* _WORK REQUIRED_
Images are not part of the copy; write out the rest of the data exactly as given.

(Stored entries)
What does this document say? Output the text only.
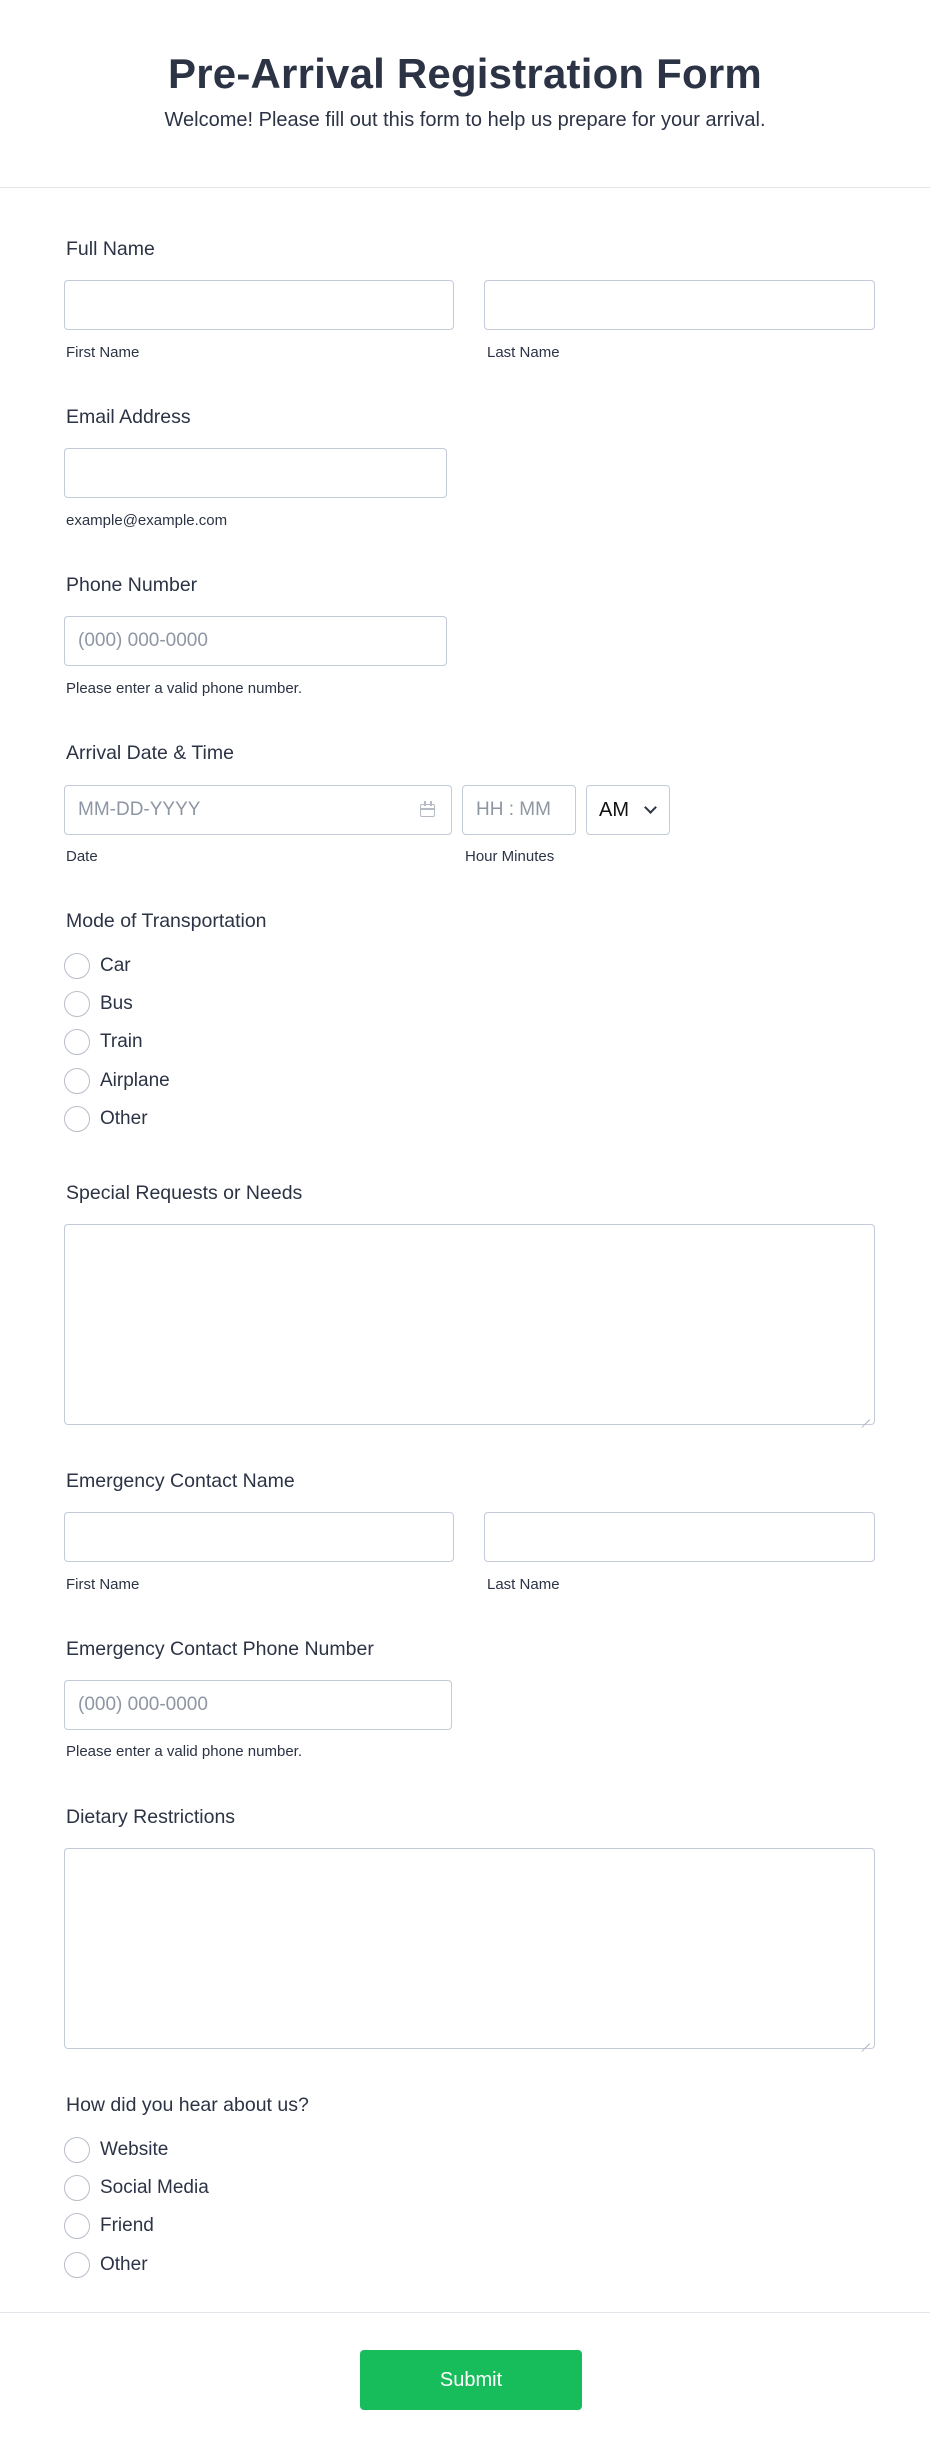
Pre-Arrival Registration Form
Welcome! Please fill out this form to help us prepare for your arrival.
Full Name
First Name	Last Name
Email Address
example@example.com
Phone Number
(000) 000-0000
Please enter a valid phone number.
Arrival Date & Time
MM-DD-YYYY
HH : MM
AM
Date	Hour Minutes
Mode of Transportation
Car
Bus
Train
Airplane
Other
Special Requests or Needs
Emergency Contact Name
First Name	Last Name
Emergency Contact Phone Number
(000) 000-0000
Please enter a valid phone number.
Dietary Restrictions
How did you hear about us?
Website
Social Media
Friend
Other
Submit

* _CORRECT RESPONSE_
What does this document say? Output the text only.
Pre-Arrival Registration Form
Welcome! Please fill out this form to help us prepare for your arrival.
Full Name
First Name	Last Name
Email Address
example@example.com
Phone Number
(000) 000-0000
Please enter a valid phone number.
Arrival Date & Time
MM-DD-YYYY
HH : MM
AM
Date	Hour Minutes
Mode of Transportation
Car
Bus
Train
Airplane
Other
Special Requests or Needs
Emergency Contact Name
First Name	Last Name
Emergency Contact Phone Number
(000) 000-0000
Please enter a valid phone number.
Dietary Restrictions
How did you hear about us?
Website
Social Media
Friend
Other
Submit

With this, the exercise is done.